(Dataset items)
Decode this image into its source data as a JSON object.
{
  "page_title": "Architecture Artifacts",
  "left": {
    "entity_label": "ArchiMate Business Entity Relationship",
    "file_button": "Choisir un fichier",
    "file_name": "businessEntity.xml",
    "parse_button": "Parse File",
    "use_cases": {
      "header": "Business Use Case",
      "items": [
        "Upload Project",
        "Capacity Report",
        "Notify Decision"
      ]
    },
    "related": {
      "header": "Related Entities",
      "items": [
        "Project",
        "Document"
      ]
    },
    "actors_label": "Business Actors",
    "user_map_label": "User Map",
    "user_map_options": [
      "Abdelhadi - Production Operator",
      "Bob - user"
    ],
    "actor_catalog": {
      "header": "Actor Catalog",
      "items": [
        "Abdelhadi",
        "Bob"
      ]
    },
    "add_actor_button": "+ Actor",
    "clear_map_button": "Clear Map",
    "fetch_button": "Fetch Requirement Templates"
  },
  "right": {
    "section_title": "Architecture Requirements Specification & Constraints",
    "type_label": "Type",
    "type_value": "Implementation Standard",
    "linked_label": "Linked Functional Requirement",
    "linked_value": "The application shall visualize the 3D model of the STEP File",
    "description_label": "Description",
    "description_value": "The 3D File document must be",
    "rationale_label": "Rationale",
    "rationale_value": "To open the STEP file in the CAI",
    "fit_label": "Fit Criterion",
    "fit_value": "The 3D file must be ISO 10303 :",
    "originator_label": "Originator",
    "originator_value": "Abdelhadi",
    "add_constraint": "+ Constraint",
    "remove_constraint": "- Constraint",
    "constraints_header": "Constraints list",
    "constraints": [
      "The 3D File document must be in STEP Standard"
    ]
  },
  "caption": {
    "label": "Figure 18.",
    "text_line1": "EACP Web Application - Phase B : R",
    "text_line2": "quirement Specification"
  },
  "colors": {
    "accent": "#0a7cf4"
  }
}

==

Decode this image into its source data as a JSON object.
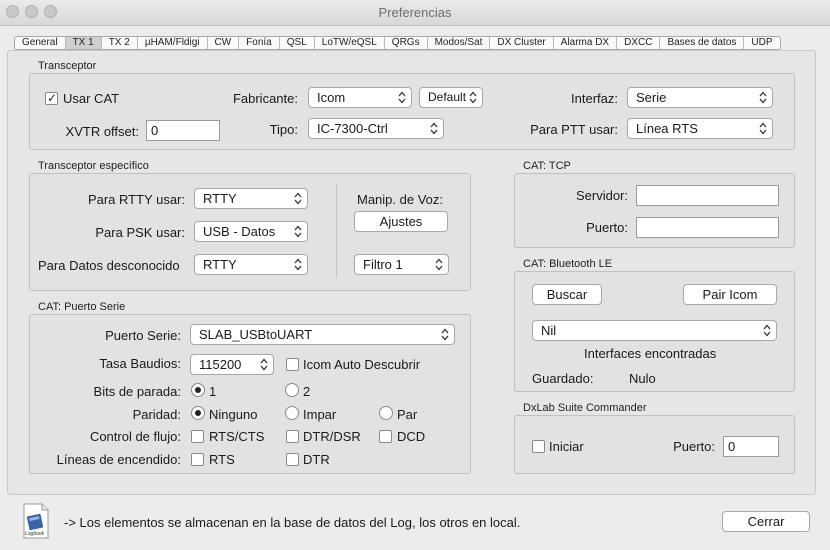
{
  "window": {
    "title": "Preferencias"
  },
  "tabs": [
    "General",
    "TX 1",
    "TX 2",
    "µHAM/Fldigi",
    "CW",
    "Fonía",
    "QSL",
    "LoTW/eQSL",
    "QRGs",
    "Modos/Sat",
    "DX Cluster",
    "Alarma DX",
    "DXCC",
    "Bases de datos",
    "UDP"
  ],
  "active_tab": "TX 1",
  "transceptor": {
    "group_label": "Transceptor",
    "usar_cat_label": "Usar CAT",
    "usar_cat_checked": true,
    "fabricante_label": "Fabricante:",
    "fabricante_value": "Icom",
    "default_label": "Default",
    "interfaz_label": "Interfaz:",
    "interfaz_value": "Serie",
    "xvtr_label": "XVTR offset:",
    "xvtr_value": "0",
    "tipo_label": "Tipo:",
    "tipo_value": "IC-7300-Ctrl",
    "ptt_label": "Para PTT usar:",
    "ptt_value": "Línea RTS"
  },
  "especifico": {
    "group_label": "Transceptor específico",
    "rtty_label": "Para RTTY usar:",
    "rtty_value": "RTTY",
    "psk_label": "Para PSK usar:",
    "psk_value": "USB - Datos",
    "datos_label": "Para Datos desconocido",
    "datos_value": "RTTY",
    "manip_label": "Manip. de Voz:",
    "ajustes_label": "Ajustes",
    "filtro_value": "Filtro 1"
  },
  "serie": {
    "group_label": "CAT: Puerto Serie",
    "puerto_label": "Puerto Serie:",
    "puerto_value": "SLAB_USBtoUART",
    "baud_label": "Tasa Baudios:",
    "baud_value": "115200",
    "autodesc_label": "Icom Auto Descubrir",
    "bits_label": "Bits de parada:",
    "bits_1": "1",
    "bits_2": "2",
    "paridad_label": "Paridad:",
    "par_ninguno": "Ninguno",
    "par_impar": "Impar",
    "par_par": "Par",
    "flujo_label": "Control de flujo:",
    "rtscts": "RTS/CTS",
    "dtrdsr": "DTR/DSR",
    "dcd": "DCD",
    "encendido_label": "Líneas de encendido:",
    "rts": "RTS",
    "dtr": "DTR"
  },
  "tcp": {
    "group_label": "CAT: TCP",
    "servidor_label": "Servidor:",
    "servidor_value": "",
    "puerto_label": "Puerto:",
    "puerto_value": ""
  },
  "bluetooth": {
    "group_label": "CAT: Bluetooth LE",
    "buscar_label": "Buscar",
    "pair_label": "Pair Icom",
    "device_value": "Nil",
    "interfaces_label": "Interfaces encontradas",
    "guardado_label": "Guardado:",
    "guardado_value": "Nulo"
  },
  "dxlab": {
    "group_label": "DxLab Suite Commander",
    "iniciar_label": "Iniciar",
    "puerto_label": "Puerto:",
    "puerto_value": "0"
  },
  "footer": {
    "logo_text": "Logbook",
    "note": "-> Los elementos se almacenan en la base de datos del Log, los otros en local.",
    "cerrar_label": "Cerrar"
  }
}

◆ REQUEST:
Where a line in the material above holds "RTTY", copy that line.

◆ EXERCISE RESULT:
    "rtty_label": "Para RTTY usar:",
    "rtty_value": "RTTY",
    "datos_value": "RTTY",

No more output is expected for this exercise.